===== Entries provided =====
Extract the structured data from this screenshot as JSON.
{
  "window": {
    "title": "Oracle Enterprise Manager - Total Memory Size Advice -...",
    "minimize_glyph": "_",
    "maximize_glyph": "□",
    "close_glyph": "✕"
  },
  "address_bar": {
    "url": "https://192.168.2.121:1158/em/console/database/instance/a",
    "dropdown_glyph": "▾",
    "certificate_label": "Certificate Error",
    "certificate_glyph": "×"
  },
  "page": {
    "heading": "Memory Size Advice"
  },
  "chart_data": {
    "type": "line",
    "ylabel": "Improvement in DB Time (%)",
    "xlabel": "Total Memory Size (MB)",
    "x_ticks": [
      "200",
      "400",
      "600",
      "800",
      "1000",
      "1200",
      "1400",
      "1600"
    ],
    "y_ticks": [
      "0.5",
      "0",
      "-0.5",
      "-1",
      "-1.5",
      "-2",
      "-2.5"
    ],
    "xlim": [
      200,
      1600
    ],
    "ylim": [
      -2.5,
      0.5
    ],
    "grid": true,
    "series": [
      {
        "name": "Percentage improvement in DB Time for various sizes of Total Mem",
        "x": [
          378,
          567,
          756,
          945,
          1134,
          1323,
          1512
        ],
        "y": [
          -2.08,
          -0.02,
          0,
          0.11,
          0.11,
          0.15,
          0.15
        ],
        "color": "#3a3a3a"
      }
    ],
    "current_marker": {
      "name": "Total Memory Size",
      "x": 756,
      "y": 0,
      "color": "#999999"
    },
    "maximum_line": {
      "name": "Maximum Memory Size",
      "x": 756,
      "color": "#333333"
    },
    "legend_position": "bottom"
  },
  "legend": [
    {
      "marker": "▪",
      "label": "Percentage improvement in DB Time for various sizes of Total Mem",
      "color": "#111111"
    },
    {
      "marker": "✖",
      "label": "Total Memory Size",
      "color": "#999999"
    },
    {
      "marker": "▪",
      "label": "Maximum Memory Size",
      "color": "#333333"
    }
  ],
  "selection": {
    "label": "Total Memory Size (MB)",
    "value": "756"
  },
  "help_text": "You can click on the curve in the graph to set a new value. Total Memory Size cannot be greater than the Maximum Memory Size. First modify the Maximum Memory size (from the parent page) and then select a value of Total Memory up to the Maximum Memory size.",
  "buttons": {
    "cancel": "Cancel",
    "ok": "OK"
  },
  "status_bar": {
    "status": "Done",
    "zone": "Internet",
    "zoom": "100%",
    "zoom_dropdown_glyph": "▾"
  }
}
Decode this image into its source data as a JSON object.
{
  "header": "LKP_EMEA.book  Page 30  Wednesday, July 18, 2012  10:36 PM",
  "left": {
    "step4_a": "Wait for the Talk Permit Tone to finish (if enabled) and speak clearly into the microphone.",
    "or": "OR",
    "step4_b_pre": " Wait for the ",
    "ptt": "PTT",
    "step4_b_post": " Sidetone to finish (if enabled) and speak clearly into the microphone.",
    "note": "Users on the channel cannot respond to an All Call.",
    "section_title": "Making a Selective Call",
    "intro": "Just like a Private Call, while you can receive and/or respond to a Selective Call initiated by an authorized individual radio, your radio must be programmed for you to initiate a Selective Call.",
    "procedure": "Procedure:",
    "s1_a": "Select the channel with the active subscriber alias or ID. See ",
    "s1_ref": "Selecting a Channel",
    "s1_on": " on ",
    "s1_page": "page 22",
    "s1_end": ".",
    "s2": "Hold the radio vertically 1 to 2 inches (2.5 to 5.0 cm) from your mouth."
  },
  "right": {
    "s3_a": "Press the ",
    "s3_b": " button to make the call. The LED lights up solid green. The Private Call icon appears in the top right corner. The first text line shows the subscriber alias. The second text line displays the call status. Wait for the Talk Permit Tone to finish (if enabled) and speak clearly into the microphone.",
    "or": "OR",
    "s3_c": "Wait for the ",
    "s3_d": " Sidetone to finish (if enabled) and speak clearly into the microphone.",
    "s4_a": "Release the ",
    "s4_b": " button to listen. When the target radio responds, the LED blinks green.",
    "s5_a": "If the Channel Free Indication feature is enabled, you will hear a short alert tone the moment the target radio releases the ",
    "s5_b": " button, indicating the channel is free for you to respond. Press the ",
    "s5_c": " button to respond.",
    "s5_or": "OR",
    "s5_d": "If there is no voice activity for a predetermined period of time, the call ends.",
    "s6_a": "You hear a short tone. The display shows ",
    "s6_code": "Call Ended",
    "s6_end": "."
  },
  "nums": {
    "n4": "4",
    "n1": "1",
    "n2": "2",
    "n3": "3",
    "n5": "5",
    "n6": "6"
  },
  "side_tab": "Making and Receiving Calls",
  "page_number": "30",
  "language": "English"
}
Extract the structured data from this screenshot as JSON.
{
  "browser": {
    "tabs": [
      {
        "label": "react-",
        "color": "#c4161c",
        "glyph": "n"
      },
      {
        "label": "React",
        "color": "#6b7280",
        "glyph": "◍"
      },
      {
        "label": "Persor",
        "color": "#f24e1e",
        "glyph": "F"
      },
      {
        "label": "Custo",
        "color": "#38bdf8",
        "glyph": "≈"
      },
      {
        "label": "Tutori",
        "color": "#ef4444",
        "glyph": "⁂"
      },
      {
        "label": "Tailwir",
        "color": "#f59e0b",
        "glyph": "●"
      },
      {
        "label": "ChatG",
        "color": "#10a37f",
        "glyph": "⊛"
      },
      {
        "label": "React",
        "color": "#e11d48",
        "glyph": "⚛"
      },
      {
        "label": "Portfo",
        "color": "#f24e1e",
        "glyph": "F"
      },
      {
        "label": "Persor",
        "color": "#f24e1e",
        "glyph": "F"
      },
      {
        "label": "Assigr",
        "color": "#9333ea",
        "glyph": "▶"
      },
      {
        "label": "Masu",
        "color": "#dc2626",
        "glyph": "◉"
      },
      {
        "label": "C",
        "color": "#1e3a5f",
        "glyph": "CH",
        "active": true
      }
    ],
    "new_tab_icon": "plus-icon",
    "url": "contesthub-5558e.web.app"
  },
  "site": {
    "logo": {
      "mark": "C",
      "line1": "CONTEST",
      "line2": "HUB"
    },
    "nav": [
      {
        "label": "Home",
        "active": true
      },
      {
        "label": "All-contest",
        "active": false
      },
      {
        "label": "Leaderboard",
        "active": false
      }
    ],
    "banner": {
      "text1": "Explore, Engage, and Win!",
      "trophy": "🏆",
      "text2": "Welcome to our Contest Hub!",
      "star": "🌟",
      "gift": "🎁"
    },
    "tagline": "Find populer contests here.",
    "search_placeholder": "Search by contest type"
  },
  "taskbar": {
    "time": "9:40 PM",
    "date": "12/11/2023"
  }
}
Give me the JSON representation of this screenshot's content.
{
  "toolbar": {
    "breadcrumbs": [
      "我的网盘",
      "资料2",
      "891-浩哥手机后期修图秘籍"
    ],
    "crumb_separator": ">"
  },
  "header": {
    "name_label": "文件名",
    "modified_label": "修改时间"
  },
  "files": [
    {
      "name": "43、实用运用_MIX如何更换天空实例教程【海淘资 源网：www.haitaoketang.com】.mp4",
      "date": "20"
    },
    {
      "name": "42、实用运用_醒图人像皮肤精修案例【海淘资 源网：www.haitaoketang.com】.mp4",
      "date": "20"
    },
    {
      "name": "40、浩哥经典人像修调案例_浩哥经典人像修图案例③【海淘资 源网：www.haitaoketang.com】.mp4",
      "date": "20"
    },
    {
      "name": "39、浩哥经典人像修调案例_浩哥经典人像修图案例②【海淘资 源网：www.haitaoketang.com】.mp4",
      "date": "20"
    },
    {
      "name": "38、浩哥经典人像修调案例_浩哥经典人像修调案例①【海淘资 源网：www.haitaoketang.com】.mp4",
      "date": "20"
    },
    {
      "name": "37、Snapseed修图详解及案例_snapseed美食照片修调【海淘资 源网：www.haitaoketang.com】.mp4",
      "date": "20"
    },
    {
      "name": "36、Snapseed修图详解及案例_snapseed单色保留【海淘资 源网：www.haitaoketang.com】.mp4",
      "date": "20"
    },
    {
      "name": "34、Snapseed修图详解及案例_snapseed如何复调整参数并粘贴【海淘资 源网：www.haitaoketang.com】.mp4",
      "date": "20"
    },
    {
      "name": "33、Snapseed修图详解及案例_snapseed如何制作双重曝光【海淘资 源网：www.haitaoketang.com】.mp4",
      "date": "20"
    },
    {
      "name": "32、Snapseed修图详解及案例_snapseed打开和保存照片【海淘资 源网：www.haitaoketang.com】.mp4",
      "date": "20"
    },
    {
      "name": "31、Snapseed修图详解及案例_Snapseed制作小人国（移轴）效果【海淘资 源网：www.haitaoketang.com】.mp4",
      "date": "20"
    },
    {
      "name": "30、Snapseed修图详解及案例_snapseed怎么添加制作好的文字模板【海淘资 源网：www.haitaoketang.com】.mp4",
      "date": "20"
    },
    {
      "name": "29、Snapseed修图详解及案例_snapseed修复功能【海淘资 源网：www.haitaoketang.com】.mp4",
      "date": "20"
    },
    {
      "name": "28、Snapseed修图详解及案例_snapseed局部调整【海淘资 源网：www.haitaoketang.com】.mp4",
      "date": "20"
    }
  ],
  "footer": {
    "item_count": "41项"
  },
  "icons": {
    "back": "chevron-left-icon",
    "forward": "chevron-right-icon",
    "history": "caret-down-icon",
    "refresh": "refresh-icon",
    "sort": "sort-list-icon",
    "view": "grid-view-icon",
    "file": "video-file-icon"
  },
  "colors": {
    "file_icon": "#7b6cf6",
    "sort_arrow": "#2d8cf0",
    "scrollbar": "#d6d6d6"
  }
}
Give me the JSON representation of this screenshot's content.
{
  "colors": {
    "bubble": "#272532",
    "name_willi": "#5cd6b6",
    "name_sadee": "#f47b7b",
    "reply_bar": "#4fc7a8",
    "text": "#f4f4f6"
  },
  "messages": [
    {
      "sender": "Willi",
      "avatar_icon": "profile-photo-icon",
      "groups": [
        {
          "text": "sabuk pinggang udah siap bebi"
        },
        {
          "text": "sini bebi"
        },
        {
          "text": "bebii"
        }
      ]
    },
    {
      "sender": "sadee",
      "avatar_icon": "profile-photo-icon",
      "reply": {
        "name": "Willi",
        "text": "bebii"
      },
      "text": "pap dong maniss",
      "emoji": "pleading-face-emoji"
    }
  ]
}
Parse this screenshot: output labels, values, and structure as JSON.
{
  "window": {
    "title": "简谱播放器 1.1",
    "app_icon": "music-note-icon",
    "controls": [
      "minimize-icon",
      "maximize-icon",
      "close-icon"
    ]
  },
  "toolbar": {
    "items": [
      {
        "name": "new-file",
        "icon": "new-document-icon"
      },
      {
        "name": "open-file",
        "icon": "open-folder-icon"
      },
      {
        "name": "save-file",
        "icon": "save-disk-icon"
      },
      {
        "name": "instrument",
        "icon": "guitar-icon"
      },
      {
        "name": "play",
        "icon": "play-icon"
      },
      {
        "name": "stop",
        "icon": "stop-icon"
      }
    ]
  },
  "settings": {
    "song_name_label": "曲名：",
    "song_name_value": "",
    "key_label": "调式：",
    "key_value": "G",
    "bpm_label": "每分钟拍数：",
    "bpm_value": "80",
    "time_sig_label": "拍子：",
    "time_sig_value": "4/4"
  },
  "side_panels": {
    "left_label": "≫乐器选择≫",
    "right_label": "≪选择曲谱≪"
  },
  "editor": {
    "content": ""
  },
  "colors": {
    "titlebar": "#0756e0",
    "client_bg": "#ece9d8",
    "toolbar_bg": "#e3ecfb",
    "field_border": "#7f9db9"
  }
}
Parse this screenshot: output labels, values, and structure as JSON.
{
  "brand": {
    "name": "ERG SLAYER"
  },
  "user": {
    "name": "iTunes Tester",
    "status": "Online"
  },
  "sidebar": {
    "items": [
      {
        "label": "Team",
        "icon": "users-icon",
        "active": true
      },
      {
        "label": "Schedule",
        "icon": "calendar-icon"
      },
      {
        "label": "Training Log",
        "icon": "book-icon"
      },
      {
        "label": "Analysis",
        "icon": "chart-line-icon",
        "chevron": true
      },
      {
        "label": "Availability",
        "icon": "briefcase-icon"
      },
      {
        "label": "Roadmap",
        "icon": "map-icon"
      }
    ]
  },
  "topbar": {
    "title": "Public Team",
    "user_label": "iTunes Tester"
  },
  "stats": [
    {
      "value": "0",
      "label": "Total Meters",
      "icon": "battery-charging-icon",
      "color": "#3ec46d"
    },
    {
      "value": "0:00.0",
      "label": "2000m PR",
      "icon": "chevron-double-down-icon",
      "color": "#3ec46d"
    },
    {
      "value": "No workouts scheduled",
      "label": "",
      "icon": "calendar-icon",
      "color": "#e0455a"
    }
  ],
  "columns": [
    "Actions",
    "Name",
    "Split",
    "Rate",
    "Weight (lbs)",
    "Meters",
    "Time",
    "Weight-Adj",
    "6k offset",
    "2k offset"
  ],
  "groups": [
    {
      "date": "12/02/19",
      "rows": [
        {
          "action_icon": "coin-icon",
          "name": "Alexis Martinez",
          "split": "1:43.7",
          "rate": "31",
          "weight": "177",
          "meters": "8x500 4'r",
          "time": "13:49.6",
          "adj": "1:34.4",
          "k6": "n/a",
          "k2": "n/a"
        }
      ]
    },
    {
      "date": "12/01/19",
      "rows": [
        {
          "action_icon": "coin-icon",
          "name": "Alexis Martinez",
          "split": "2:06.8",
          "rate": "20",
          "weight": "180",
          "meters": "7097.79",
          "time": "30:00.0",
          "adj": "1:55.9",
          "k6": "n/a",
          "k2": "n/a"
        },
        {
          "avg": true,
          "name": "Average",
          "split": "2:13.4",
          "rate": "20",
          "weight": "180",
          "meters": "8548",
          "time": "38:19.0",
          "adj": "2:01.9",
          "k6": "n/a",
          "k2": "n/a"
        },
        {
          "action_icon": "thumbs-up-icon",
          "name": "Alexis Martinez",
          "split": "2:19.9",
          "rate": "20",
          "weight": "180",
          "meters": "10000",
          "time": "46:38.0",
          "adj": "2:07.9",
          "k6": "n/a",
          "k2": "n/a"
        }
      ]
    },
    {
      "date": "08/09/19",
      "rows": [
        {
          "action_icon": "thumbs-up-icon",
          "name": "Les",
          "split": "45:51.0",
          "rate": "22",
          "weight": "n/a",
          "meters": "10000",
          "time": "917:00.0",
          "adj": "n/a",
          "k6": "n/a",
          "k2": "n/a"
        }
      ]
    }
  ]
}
=====
## Exercise description
From the listing above, pick out every line containing "Tester".

## Solution below
    "name": "iTunes Tester",
    "user_label": "iTunes Tester"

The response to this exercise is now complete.